WORK INSTRUCTIONS
Using the data below, determine the number of lines that include the string "chest". Write only that number.
========
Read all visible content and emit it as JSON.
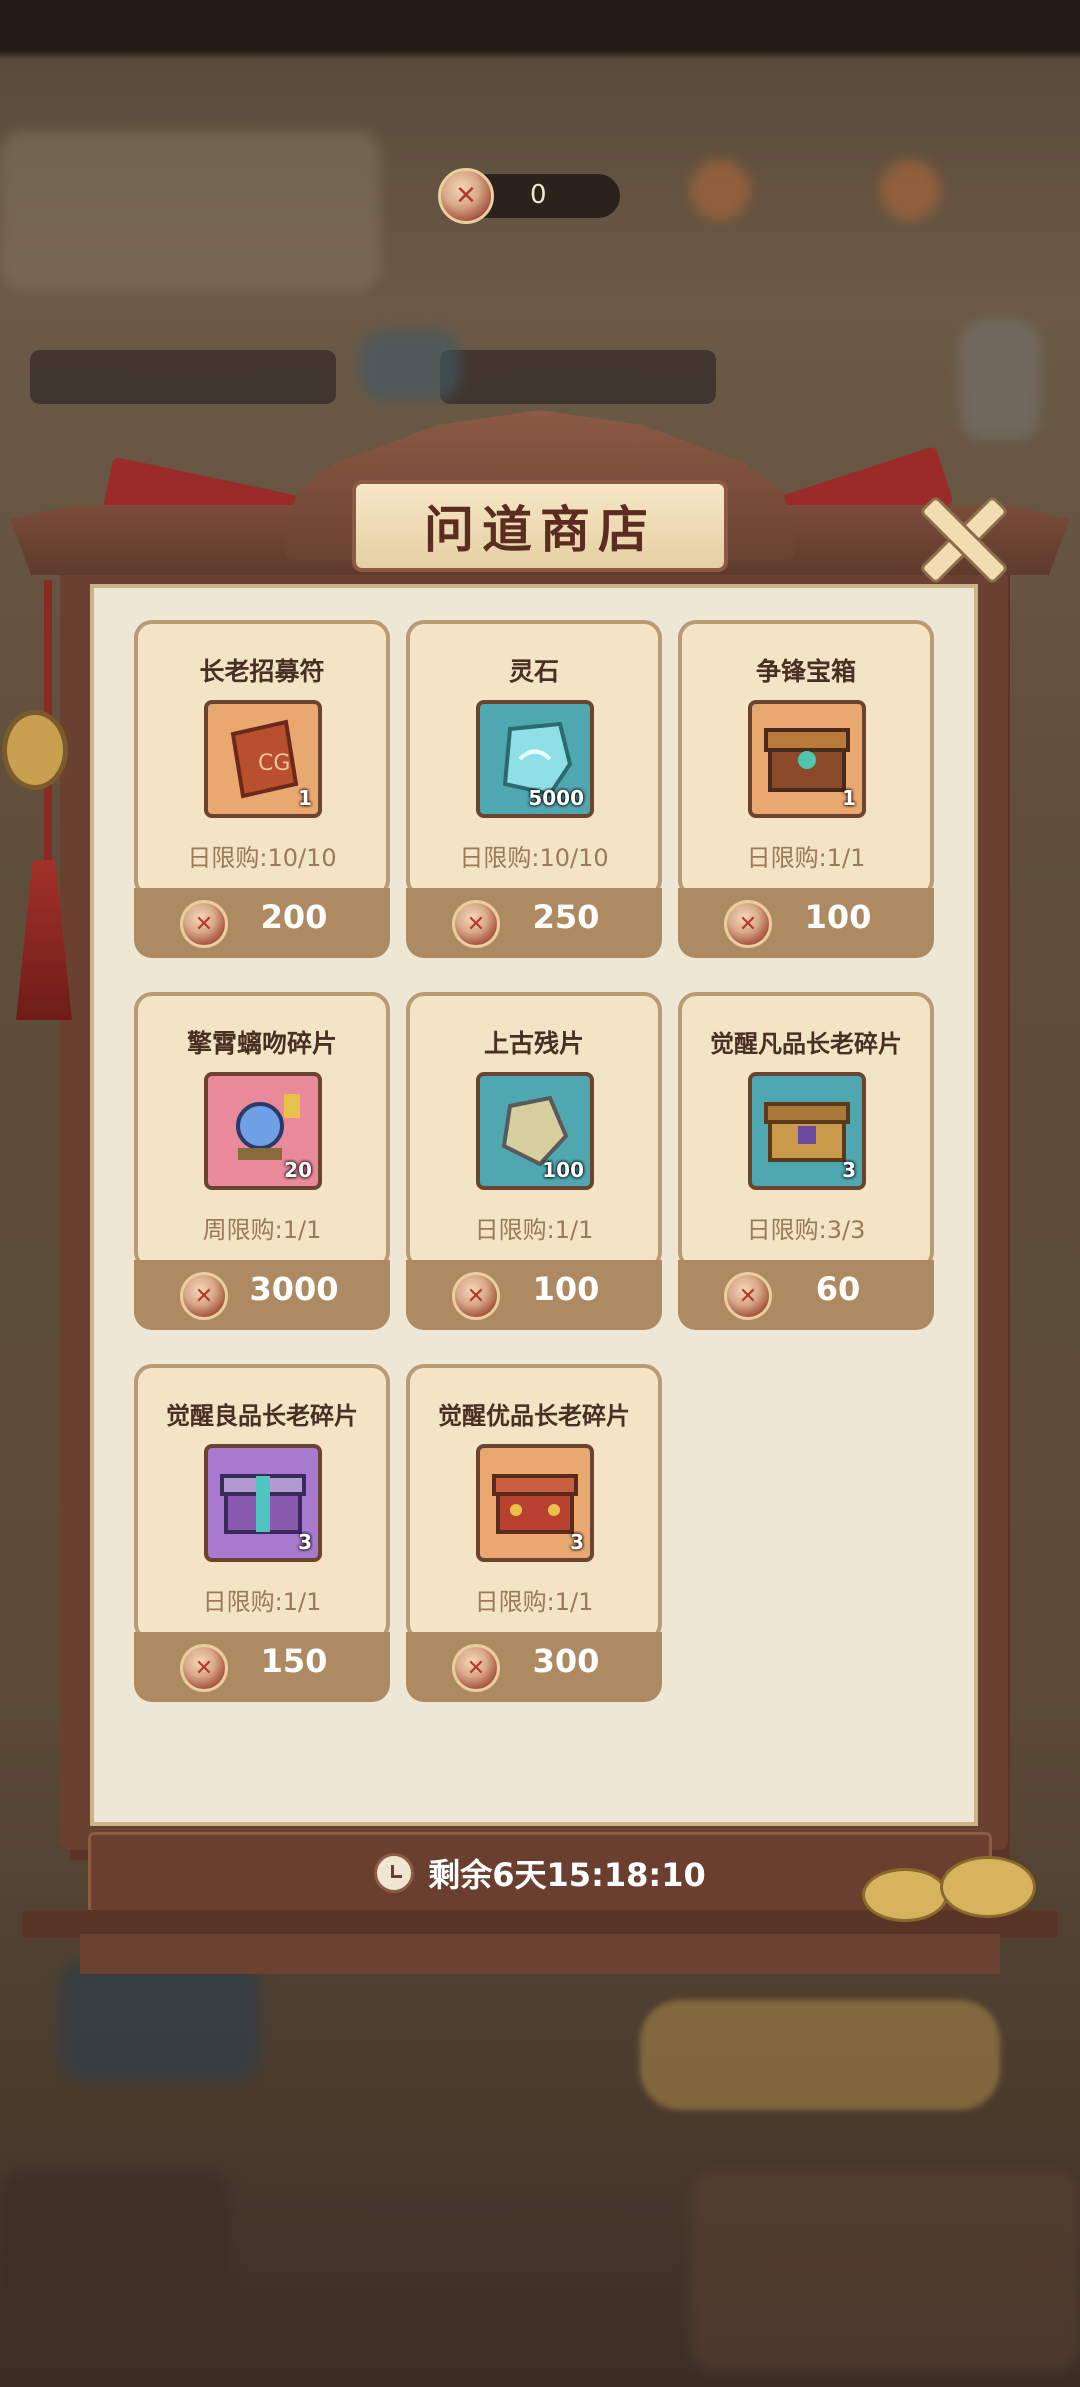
{
  "currency": {
    "icon": "crossed-swords-coin-icon",
    "value": "0"
  },
  "shop": {
    "title": "问道商店",
    "items": [
      {
        "name": "长老招募符",
        "quantity": "1",
        "limit": "日限购:10/10",
        "price": "200",
        "icon": "recruit-talisman-icon"
      },
      {
        "name": "灵石",
        "quantity": "5000",
        "limit": "日限购:10/10",
        "price": "250",
        "icon": "spirit-stone-icon"
      },
      {
        "name": "争锋宝箱",
        "quantity": "1",
        "limit": "日限购:1/1",
        "price": "100",
        "icon": "treasure-chest-icon"
      },
      {
        "name": "擎霄螭吻碎片",
        "quantity": "20",
        "limit": "周限购:1/1",
        "price": "3000",
        "icon": "dragon-shard-icon"
      },
      {
        "name": "上古残片",
        "quantity": "100",
        "limit": "日限购:1/1",
        "price": "100",
        "icon": "ancient-fragment-icon"
      },
      {
        "name": "觉醒凡品长老碎片",
        "quantity": "3",
        "limit": "日限购:3/3",
        "price": "60",
        "icon": "common-elder-chest-icon"
      },
      {
        "name": "觉醒良品长老碎片",
        "quantity": "3",
        "limit": "日限购:1/1",
        "price": "150",
        "icon": "good-elder-chest-icon"
      },
      {
        "name": "觉醒优品长老碎片",
        "quantity": "3",
        "limit": "日限购:1/1",
        "price": "300",
        "icon": "excellent-elder-chest-icon"
      }
    ],
    "timer": "剩余6天15:18:10"
  },
  "colors": {
    "frame": "#6a4030",
    "card": "#f2e4c5",
    "card_foot": "#ad8a62",
    "title": "#5a2d20"
  }
}
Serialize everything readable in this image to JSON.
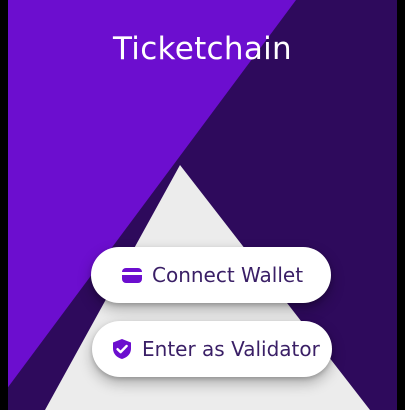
{
  "app": {
    "title": "Ticketchain"
  },
  "actions": {
    "connect_wallet": {
      "label": "Connect Wallet",
      "icon": "wallet-icon"
    },
    "enter_validator": {
      "label": "Enter as Validator",
      "icon": "shield-check-icon"
    }
  },
  "theme": {
    "primary_purple": "#6c0ecf",
    "dark_purple": "#2e0a5c",
    "light_gray": "#ececec",
    "button_text": "#3a1f66",
    "icon_color": "#6c0ecf"
  }
}
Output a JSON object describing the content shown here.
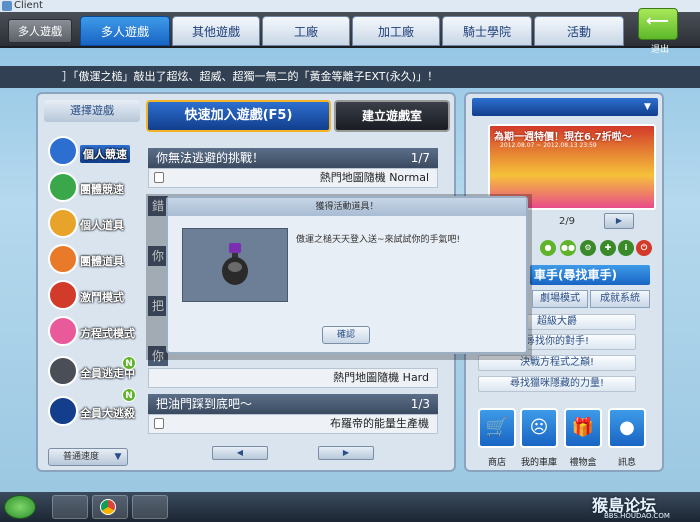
{
  "window": {
    "title": "Client"
  },
  "header": {
    "mode_label": "多人遊戲",
    "tabs": [
      {
        "label": "多人遊戲",
        "active": true
      },
      {
        "label": "其他遊戲"
      },
      {
        "label": "工廠"
      },
      {
        "label": "加工廠"
      },
      {
        "label": "騎士學院"
      },
      {
        "label": "活動"
      }
    ],
    "exit_label": "退出"
  },
  "ticker": {
    "text": "］「傲運之槌」敲出了超炫、超威、超獨一無二的「黃金等離子EXT(永久)」！"
  },
  "lobby": {
    "select_game_label": "選擇遊戲",
    "quick_join_label": "快速加入遊戲(F5)",
    "create_room_label": "建立遊戲室",
    "modes": [
      {
        "label": "個人競速",
        "active": true
      },
      {
        "label": "團體競速"
      },
      {
        "label": "個人道具"
      },
      {
        "label": "團體道具"
      },
      {
        "label": "激鬥模式"
      },
      {
        "label": "方程式模式"
      },
      {
        "label": "全員逃走中",
        "badge": "N"
      },
      {
        "label": "全員大逃殺",
        "badge": "N"
      }
    ],
    "speed_label": "普通速度",
    "rooms": [
      {
        "title": "你無法逃避的挑戰！",
        "count": "1/7",
        "map": "熱門地圖隨機 Normal"
      },
      {
        "title": "把油門踩到底吧～",
        "count": "1/3",
        "map": "布羅帝的能量生產機"
      }
    ],
    "room_peek": [
      {
        "text": "錯"
      },
      {
        "text": "你"
      },
      {
        "text": "把"
      },
      {
        "text": "你"
      }
    ],
    "hidden_room_map": "熱門地圖隨機 Hard"
  },
  "banner": {
    "text": "為期一週特價！現在6.7折啦～",
    "date": "2012.08.07 ~ 2012.08.13 23:59",
    "page": "2/9"
  },
  "right": {
    "find_racer_label": "車手(尋找車手)",
    "tabs": [
      "劇場模式",
      "成就系統"
    ],
    "links": [
      "超級大爵",
      "尋找你的對手!",
      "決戰方程式之巔!",
      "尋找獵咪隱藏的力量!"
    ],
    "quick": [
      {
        "label": "商店",
        "icon": "cart-icon"
      },
      {
        "label": "我的車庫",
        "icon": "garage-icon"
      },
      {
        "label": "禮物盒",
        "icon": "gift-icon"
      },
      {
        "label": "訊息",
        "icon": "message-icon"
      }
    ]
  },
  "dialog": {
    "title": "獲得活動道具！",
    "message": "傲運之槌天天登入送~來試試你的手氣吧!",
    "ok_label": "確認"
  },
  "watermark": {
    "text": "猴島论坛",
    "url": "BBS.HOUDAO.COM"
  },
  "colors": {
    "accent": "#1864c4",
    "highlight": "#f3b324",
    "exit": "#5cb82a"
  }
}
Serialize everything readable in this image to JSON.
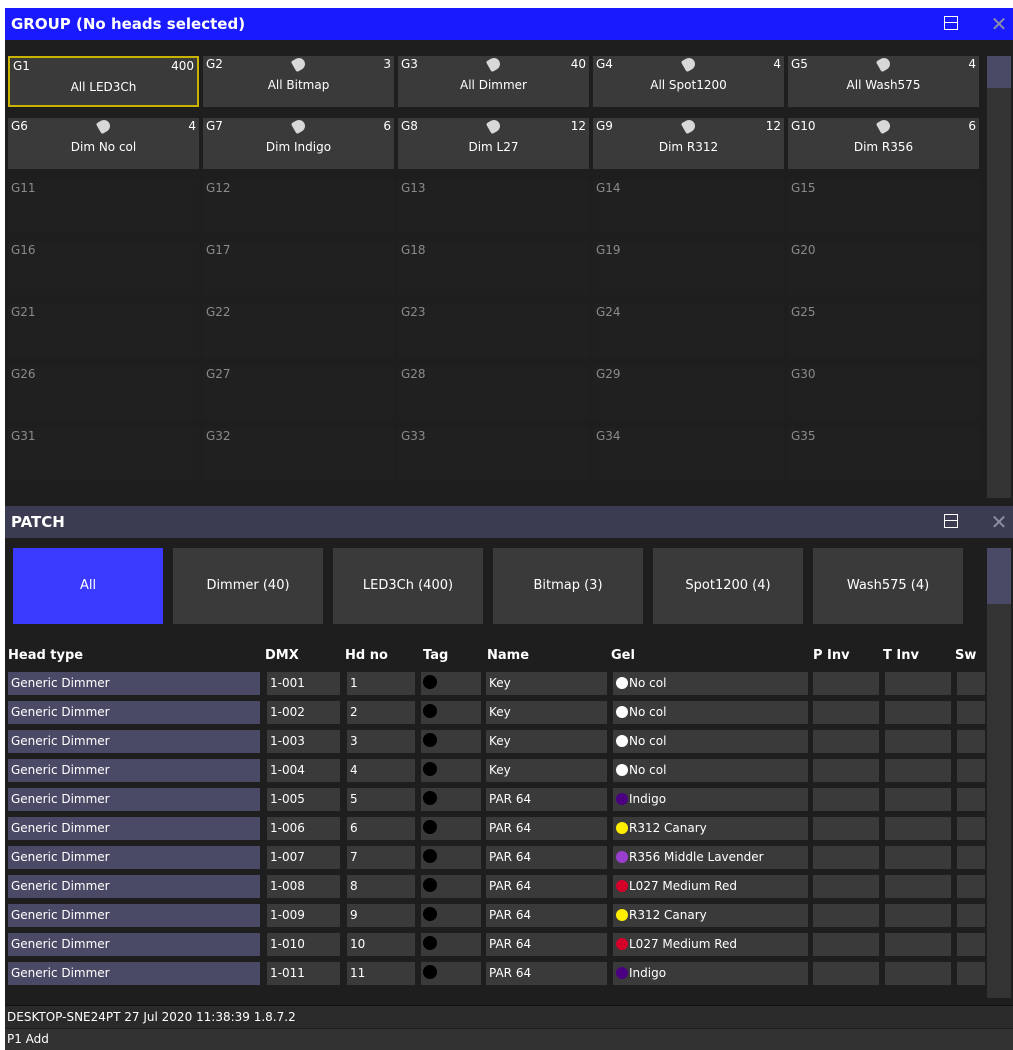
{
  "group_window": {
    "title": "GROUP (No heads selected)",
    "filled": [
      {
        "id": "G1",
        "name": "All LED3Ch",
        "count": "400",
        "icon": false
      },
      {
        "id": "G2",
        "name": "All Bitmap",
        "count": "3",
        "icon": true
      },
      {
        "id": "G3",
        "name": "All Dimmer",
        "count": "40",
        "icon": true
      },
      {
        "id": "G4",
        "name": "All Spot1200",
        "count": "4",
        "icon": true
      },
      {
        "id": "G5",
        "name": "All Wash575",
        "count": "4",
        "icon": true
      },
      {
        "id": "G6",
        "name": "Dim No col",
        "count": "4",
        "icon": true
      },
      {
        "id": "G7",
        "name": "Dim Indigo",
        "count": "6",
        "icon": true
      },
      {
        "id": "G8",
        "name": "Dim L27",
        "count": "12",
        "icon": true
      },
      {
        "id": "G9",
        "name": "Dim R312",
        "count": "12",
        "icon": true
      },
      {
        "id": "G10",
        "name": "Dim R356",
        "count": "6",
        "icon": true
      }
    ],
    "empty": [
      "G11",
      "G12",
      "G13",
      "G14",
      "G15",
      "G16",
      "G17",
      "G18",
      "G19",
      "G20",
      "G21",
      "G22",
      "G23",
      "G24",
      "G25",
      "G26",
      "G27",
      "G28",
      "G29",
      "G30",
      "G31",
      "G32",
      "G33",
      "G34",
      "G35"
    ]
  },
  "patch_window": {
    "title": "PATCH",
    "tabs": [
      "All",
      "Dimmer (40)",
      "LED3Ch (400)",
      "Bitmap (3)",
      "Spot1200 (4)",
      "Wash575 (4)"
    ],
    "headers": {
      "head_type": "Head type",
      "dmx": "DMX",
      "hd_no": "Hd no",
      "tag": "Tag",
      "name": "Name",
      "gel": "Gel",
      "p_inv": "P Inv",
      "t_inv": "T Inv",
      "swap": "Sw"
    },
    "rows": [
      {
        "head_type": "Generic Dimmer",
        "dmx": "1-001",
        "hd_no": "1",
        "name": "Key",
        "gel": "No col",
        "gel_color": "#ffffff"
      },
      {
        "head_type": "Generic Dimmer",
        "dmx": "1-002",
        "hd_no": "2",
        "name": "Key",
        "gel": "No col",
        "gel_color": "#ffffff"
      },
      {
        "head_type": "Generic Dimmer",
        "dmx": "1-003",
        "hd_no": "3",
        "name": "Key",
        "gel": "No col",
        "gel_color": "#ffffff"
      },
      {
        "head_type": "Generic Dimmer",
        "dmx": "1-004",
        "hd_no": "4",
        "name": "Key",
        "gel": "No col",
        "gel_color": "#ffffff"
      },
      {
        "head_type": "Generic Dimmer",
        "dmx": "1-005",
        "hd_no": "5",
        "name": "PAR 64",
        "gel": "Indigo",
        "gel_color": "#4b0082"
      },
      {
        "head_type": "Generic Dimmer",
        "dmx": "1-006",
        "hd_no": "6",
        "name": "PAR 64",
        "gel": "R312 Canary",
        "gel_color": "#ffee00"
      },
      {
        "head_type": "Generic Dimmer",
        "dmx": "1-007",
        "hd_no": "7",
        "name": "PAR 64",
        "gel": "R356 Middle Lavender",
        "gel_color": "#9a3fd0"
      },
      {
        "head_type": "Generic Dimmer",
        "dmx": "1-008",
        "hd_no": "8",
        "name": "PAR 64",
        "gel": "L027 Medium Red",
        "gel_color": "#d4002a"
      },
      {
        "head_type": "Generic Dimmer",
        "dmx": "1-009",
        "hd_no": "9",
        "name": "PAR 64",
        "gel": "R312 Canary",
        "gel_color": "#ffee00"
      },
      {
        "head_type": "Generic Dimmer",
        "dmx": "1-010",
        "hd_no": "10",
        "name": "PAR 64",
        "gel": "L027 Medium Red",
        "gel_color": "#d4002a"
      },
      {
        "head_type": "Generic Dimmer",
        "dmx": "1-011",
        "hd_no": "11",
        "name": "PAR 64",
        "gel": "Indigo",
        "gel_color": "#4b0082"
      }
    ]
  },
  "status": {
    "info": "DESKTOP-SNE24PT 27 Jul 2020 11:38:39 1.8.7.2",
    "command": "P1 Add"
  },
  "colors": {
    "group_titlebar": "#1a1aff",
    "patch_titlebar": "#3b3b52",
    "active_tab": "#3b3bff",
    "selected_border": "#c8b400"
  }
}
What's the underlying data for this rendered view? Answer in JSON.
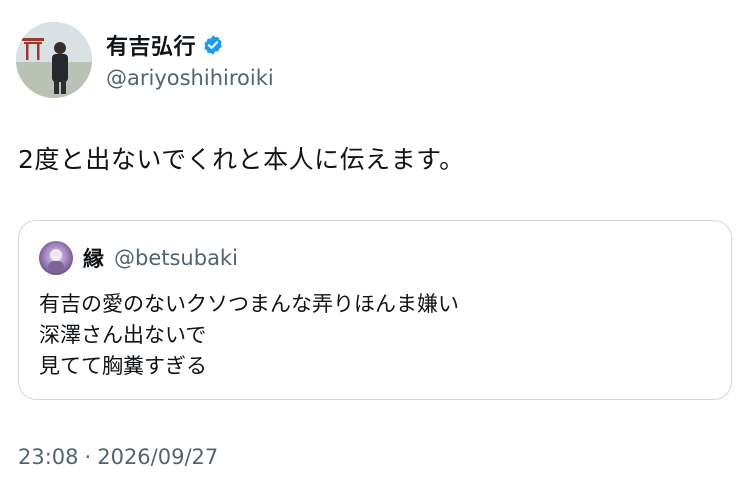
{
  "author": {
    "display_name": "有吉弘行",
    "handle": "@ariyoshihiroiki",
    "verified": true
  },
  "tweet": {
    "text": "2度と出ないでくれと本人に伝えます。"
  },
  "quote": {
    "display_name": "縁",
    "handle": "@betsubaki",
    "lines": [
      "有吉の愛のないクソつまんな弄りほんま嫌い",
      "深澤さん出ないで",
      "見てて胸糞すぎる"
    ]
  },
  "timestamp": {
    "time": "23:08",
    "separator": "·",
    "date": "2026/09/27"
  },
  "colors": {
    "verified_blue": "#1d9bf0",
    "secondary_text": "#536471",
    "border": "#cfd9de"
  },
  "icons": {
    "verified": "verified-badge-icon"
  }
}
========
OUTPUT
4